[Figure contents as structured data]
--
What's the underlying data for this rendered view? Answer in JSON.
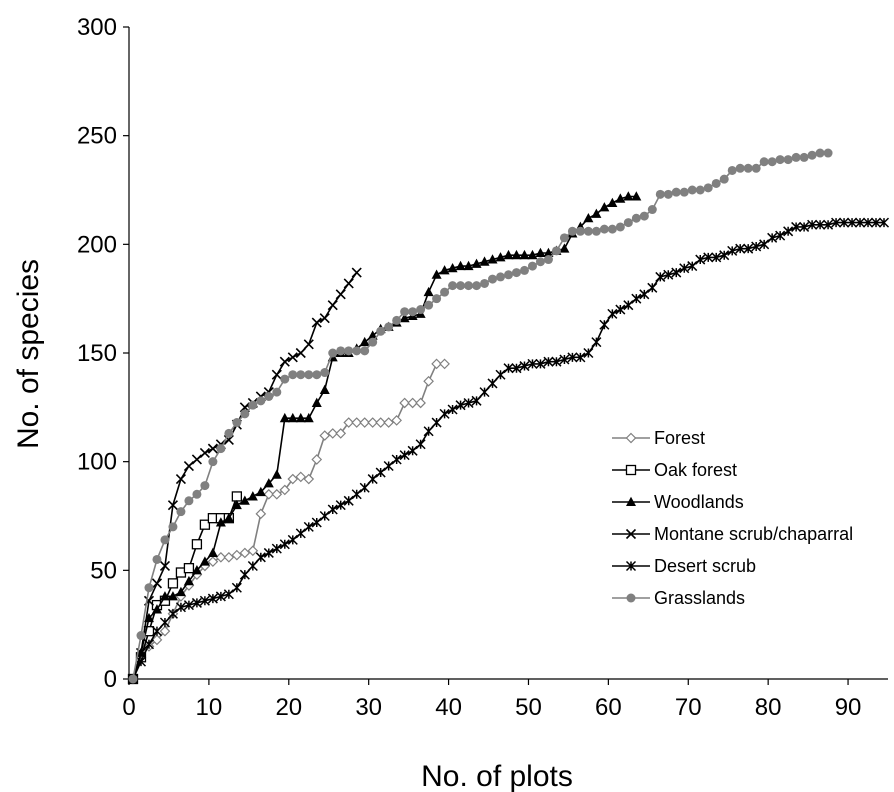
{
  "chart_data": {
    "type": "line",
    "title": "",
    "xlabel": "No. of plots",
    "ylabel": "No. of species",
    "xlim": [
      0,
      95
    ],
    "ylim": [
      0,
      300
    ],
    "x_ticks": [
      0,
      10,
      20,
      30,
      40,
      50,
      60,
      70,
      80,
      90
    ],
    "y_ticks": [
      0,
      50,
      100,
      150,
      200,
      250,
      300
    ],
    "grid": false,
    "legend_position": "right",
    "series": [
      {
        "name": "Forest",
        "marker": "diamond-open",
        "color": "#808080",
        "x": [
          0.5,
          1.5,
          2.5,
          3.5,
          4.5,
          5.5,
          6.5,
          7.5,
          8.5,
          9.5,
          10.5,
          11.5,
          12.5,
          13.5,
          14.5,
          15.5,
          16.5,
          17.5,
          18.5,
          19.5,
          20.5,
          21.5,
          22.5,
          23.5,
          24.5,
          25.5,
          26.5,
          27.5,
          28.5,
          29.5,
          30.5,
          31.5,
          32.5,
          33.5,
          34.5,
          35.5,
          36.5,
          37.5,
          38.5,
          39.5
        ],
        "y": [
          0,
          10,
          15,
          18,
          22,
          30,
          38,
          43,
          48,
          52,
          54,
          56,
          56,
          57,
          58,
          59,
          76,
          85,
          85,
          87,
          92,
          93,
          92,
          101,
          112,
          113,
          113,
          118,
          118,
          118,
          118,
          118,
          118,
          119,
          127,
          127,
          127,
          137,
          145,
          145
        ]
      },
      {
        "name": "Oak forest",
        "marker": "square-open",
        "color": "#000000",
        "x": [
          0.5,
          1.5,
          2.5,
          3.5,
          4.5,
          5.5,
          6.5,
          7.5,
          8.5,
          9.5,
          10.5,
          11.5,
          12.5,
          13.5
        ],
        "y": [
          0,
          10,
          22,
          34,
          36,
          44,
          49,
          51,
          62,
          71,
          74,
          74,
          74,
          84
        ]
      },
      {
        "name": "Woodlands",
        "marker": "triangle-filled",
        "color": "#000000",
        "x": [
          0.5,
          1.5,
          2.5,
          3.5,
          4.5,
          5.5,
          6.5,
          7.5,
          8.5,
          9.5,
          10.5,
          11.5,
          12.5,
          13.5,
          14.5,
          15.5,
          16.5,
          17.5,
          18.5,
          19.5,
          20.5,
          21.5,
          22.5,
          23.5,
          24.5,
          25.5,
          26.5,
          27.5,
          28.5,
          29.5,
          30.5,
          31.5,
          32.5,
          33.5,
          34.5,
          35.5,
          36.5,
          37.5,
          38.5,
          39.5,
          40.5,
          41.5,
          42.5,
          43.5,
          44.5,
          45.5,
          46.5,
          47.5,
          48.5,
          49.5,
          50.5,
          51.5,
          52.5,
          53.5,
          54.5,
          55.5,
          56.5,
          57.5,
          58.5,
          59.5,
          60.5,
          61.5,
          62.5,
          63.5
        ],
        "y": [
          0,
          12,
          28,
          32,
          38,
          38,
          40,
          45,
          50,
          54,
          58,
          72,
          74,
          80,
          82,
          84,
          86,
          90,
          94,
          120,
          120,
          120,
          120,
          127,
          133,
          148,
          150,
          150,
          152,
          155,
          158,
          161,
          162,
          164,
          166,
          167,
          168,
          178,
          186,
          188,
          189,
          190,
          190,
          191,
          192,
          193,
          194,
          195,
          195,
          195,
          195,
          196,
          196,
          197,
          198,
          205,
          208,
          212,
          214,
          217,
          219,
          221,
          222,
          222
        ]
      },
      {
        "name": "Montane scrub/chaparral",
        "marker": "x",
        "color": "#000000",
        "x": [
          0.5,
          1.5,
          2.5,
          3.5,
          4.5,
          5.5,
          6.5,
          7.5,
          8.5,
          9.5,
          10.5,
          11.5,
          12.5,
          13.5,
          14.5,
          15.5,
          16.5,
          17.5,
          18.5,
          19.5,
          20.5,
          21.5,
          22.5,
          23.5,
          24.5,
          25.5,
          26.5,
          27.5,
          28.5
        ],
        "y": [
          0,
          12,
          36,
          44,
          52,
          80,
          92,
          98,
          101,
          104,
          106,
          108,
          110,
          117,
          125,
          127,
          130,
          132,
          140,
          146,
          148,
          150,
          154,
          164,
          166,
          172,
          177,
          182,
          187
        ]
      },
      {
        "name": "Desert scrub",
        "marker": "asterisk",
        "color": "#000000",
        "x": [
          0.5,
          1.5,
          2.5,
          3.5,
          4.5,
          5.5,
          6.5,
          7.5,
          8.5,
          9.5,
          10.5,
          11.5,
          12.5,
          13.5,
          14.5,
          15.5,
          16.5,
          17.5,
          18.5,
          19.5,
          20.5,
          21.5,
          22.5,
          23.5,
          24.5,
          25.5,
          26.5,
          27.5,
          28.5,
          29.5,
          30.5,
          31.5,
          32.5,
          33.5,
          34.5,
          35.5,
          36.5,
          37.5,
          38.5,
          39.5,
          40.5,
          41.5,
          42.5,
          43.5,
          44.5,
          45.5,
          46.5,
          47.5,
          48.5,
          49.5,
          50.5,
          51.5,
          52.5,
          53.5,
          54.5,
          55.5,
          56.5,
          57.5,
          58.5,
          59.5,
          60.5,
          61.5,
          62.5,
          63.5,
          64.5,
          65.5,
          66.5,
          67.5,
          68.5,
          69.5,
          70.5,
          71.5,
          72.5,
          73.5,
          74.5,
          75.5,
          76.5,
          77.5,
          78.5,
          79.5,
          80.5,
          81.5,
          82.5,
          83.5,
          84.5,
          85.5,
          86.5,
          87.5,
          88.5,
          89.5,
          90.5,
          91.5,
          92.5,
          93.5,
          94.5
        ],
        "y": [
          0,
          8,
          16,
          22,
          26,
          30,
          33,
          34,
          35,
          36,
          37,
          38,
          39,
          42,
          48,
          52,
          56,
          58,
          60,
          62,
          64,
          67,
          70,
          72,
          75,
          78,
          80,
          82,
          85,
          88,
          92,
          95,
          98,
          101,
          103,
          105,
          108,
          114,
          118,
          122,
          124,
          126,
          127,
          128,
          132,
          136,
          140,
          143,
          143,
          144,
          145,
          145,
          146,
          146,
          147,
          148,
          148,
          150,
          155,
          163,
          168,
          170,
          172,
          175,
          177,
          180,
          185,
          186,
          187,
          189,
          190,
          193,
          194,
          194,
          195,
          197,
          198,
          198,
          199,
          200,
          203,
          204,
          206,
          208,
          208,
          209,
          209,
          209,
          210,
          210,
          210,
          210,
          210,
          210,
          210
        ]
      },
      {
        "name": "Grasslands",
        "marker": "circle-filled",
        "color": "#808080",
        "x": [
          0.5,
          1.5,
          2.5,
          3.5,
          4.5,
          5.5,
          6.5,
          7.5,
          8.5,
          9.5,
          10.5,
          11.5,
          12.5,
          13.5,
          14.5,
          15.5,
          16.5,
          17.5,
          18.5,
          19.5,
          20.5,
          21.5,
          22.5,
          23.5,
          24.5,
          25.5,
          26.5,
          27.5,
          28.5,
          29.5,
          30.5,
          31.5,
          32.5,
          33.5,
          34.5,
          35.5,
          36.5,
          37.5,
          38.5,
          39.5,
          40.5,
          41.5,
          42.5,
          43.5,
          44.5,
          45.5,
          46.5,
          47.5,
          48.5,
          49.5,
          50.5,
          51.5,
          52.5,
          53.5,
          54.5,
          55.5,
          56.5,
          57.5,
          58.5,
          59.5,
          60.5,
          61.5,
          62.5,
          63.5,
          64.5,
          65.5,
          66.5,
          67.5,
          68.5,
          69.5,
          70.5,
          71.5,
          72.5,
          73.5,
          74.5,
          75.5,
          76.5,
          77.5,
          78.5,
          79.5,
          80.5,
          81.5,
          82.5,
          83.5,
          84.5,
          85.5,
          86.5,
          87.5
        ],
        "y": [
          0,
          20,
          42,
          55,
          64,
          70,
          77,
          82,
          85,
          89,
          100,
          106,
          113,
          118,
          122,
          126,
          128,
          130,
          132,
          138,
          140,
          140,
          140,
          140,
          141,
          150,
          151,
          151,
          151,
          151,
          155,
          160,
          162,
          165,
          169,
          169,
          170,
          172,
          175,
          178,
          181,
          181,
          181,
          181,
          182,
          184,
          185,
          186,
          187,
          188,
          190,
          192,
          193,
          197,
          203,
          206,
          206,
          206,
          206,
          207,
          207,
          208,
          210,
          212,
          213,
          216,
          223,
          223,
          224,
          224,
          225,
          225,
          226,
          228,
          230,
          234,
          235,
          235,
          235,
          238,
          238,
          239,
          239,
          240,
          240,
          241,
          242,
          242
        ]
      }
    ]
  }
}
--
Examine the records and pull out every line where the string "scrub" occurs.

Finished exercise =>
        "name": "Montane scrub/chaparral",
        "name": "Desert scrub",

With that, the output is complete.